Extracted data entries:
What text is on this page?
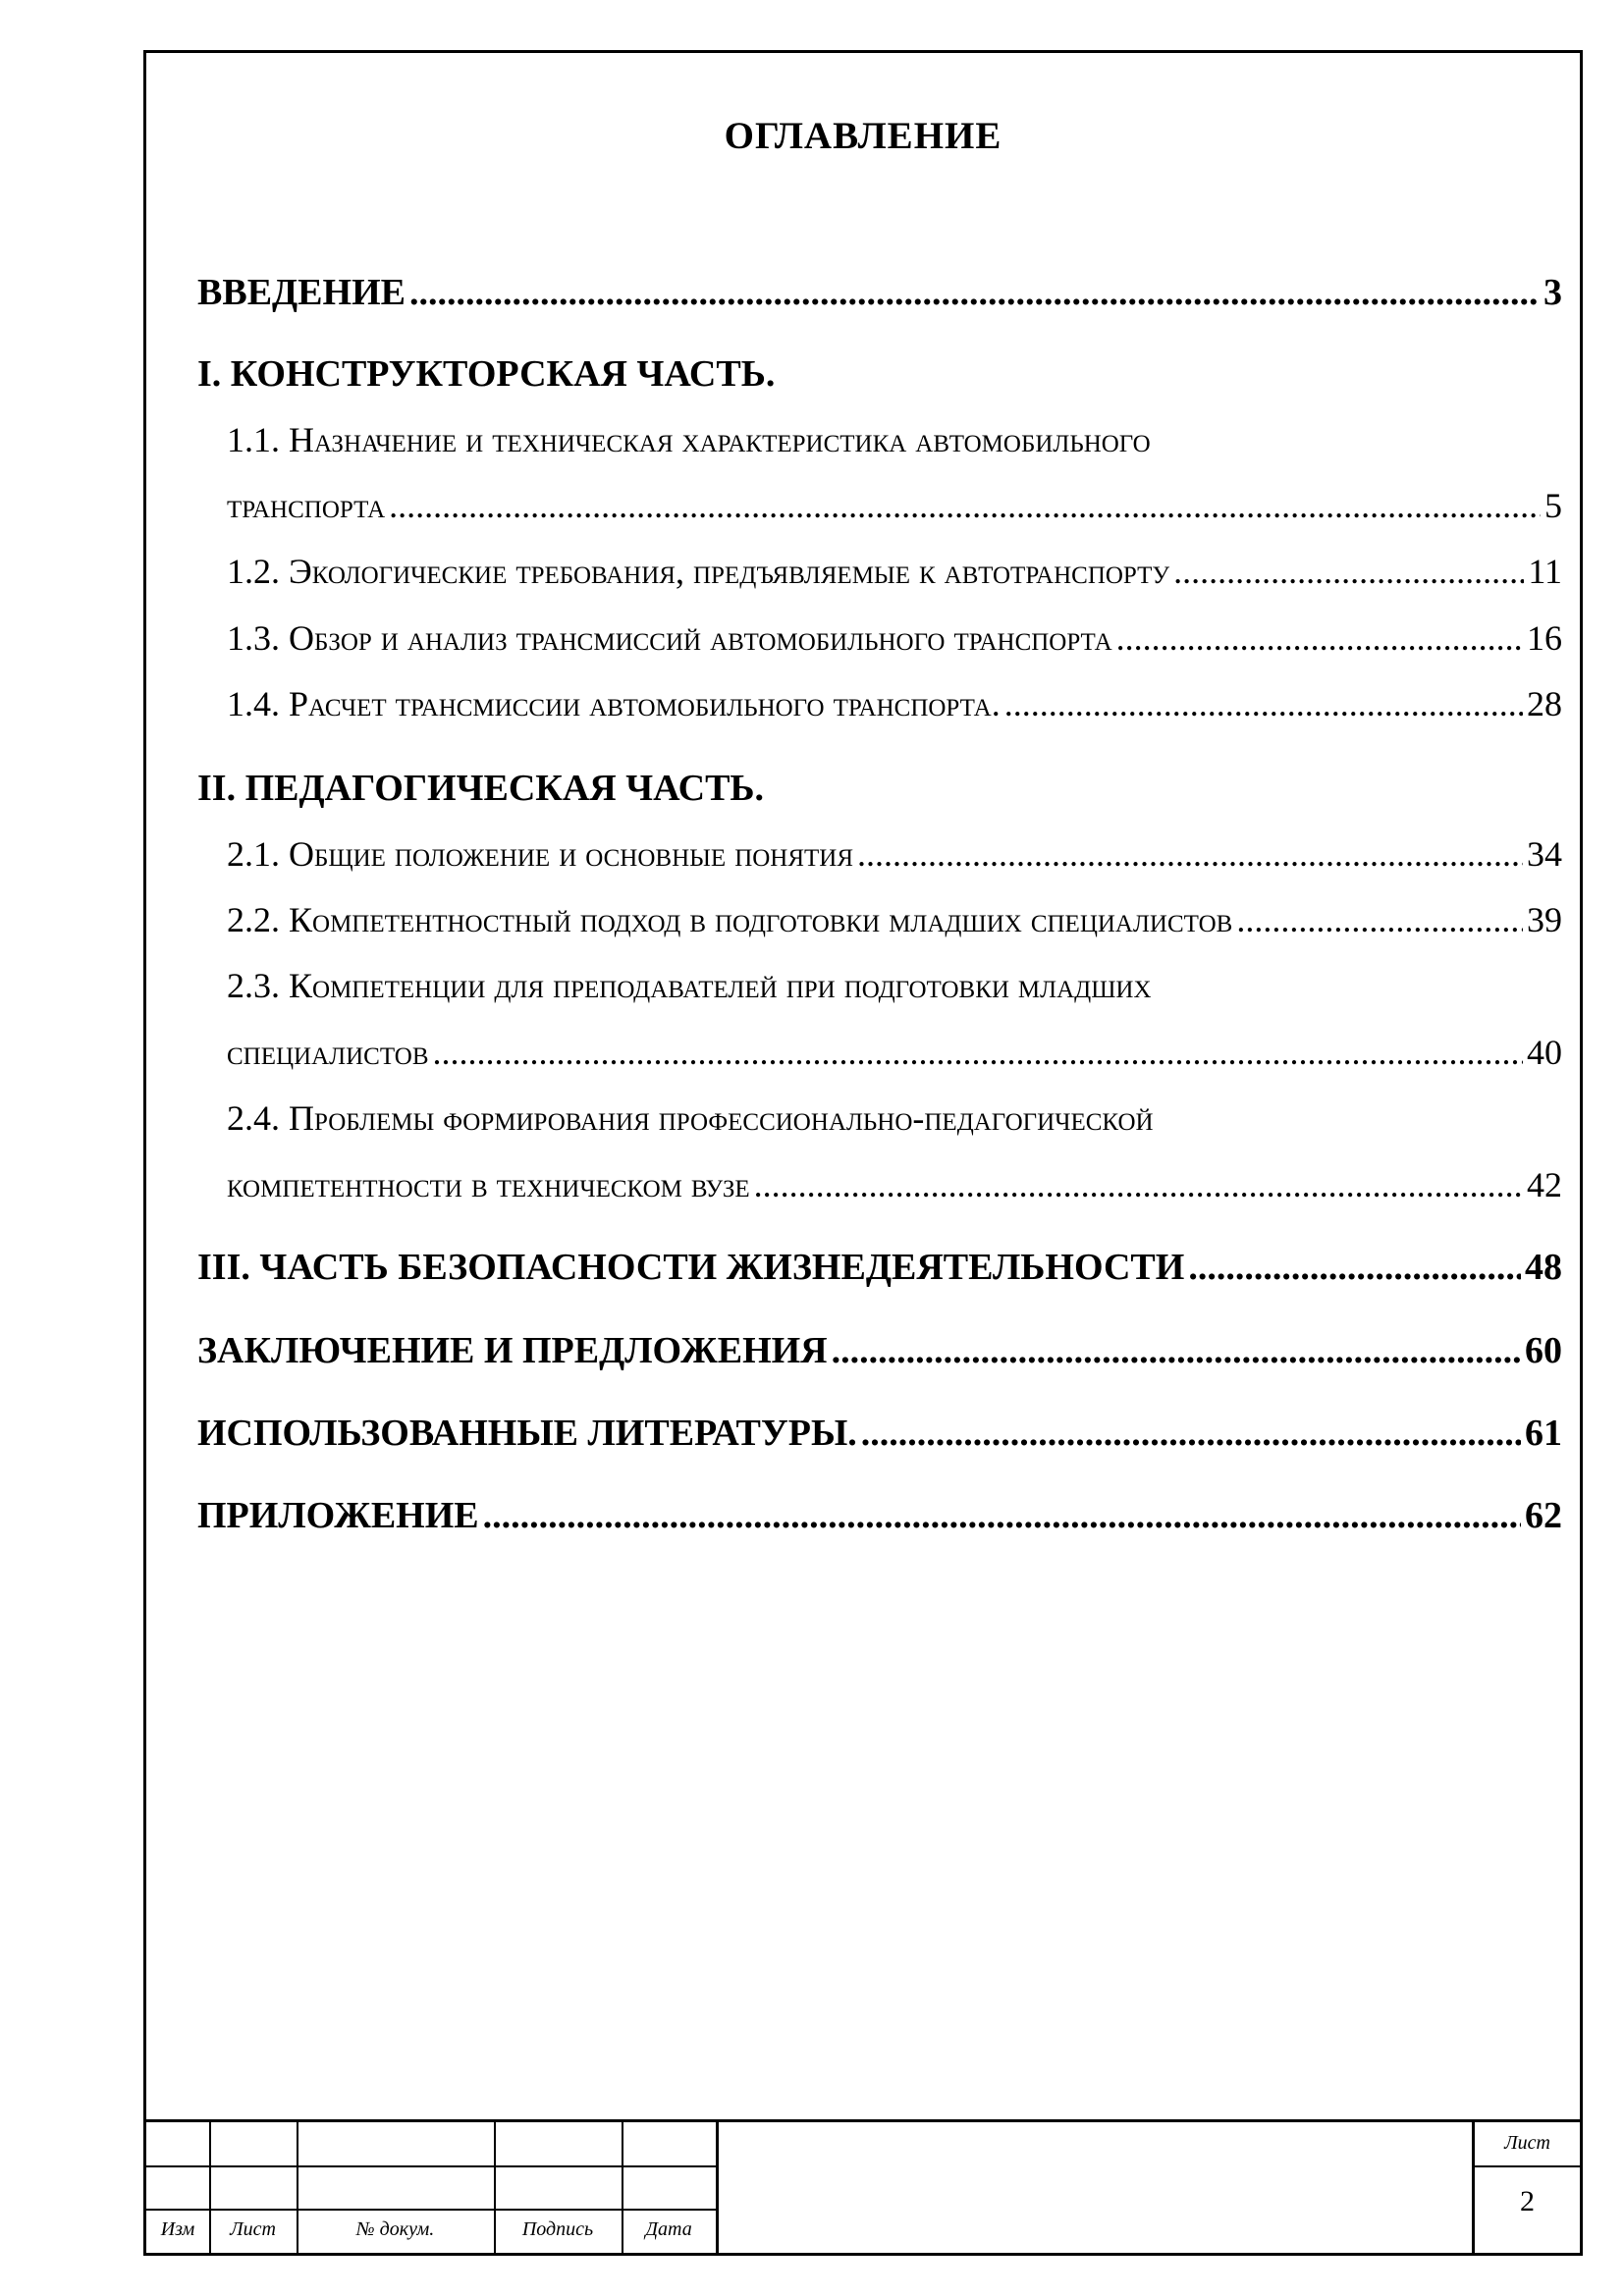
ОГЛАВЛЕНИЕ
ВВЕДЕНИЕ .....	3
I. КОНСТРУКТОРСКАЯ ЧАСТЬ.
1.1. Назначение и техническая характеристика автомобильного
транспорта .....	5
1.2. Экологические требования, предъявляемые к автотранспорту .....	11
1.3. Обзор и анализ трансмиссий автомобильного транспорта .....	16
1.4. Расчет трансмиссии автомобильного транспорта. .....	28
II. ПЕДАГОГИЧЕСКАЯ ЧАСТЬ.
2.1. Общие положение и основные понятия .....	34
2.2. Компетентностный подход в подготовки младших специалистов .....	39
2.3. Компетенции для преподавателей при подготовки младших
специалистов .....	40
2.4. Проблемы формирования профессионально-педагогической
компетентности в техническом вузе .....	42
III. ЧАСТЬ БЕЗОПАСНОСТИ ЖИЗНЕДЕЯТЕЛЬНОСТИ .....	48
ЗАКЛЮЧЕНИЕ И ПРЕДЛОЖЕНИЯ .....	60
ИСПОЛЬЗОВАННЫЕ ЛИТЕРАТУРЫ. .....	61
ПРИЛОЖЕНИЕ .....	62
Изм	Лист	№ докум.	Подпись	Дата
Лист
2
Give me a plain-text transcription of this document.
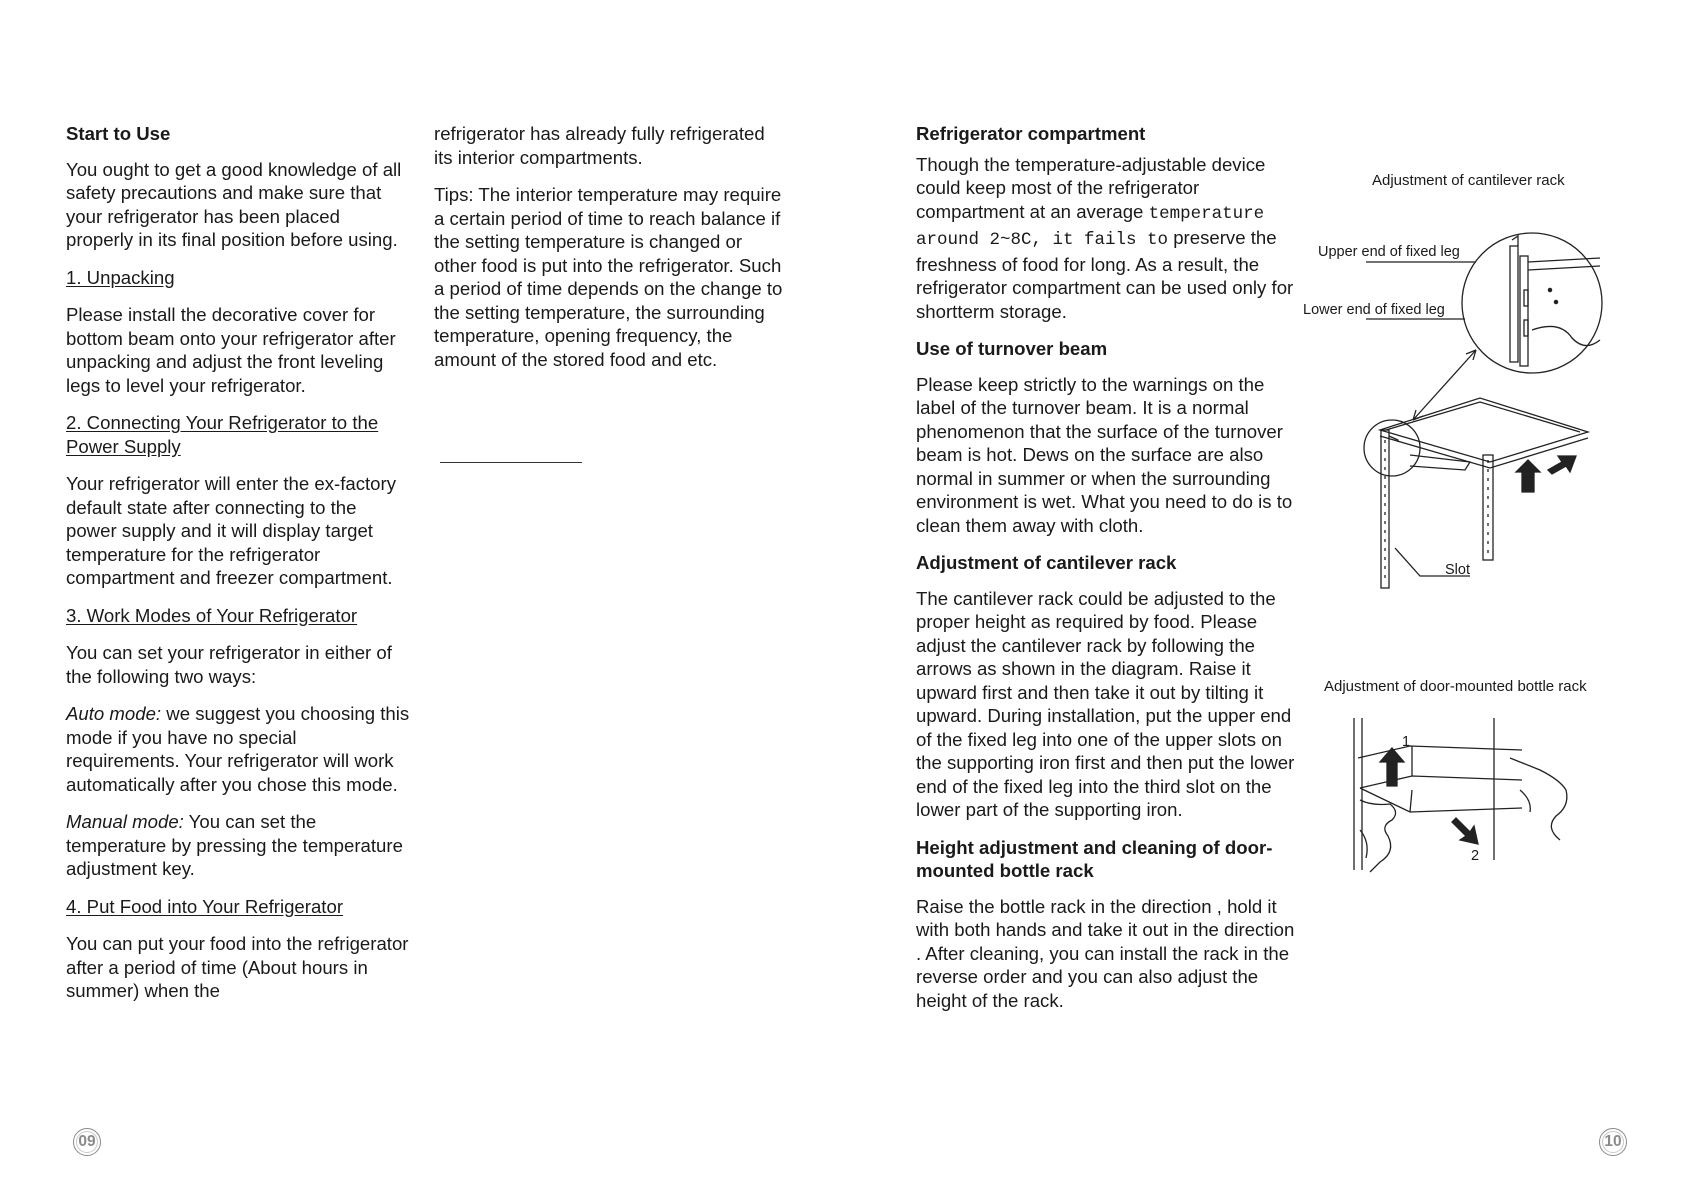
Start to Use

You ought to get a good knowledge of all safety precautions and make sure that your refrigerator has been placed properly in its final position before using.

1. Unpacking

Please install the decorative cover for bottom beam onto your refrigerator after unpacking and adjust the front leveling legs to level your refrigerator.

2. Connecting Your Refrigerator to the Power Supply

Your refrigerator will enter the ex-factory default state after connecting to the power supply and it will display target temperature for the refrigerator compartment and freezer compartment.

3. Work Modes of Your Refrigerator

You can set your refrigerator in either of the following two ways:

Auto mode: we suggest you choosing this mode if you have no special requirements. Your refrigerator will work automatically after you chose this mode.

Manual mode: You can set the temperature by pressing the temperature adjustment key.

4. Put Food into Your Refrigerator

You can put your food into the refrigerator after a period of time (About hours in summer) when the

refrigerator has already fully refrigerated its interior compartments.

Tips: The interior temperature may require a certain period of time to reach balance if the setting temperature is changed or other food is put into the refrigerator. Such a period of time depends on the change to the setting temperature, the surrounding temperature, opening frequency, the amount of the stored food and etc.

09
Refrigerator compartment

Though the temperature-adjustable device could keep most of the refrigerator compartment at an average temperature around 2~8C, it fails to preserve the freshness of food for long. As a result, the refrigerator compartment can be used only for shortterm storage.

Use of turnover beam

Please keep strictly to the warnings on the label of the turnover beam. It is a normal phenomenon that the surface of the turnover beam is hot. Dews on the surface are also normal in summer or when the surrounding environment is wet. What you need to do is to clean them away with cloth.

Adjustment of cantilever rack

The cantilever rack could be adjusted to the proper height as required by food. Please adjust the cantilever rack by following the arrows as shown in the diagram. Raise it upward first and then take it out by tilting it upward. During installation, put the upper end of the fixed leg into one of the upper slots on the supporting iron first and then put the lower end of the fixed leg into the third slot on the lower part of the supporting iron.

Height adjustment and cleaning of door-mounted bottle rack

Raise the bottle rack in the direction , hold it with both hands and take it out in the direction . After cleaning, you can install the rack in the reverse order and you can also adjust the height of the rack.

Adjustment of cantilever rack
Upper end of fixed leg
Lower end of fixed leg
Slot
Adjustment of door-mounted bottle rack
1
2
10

EXERCISE DIRECTIONS: Find the lines containing "mounted" and pull them out.

REPLY:
Height adjustment and cleaning of door-mounted bottle rack
Adjustment of door-mounted bottle rack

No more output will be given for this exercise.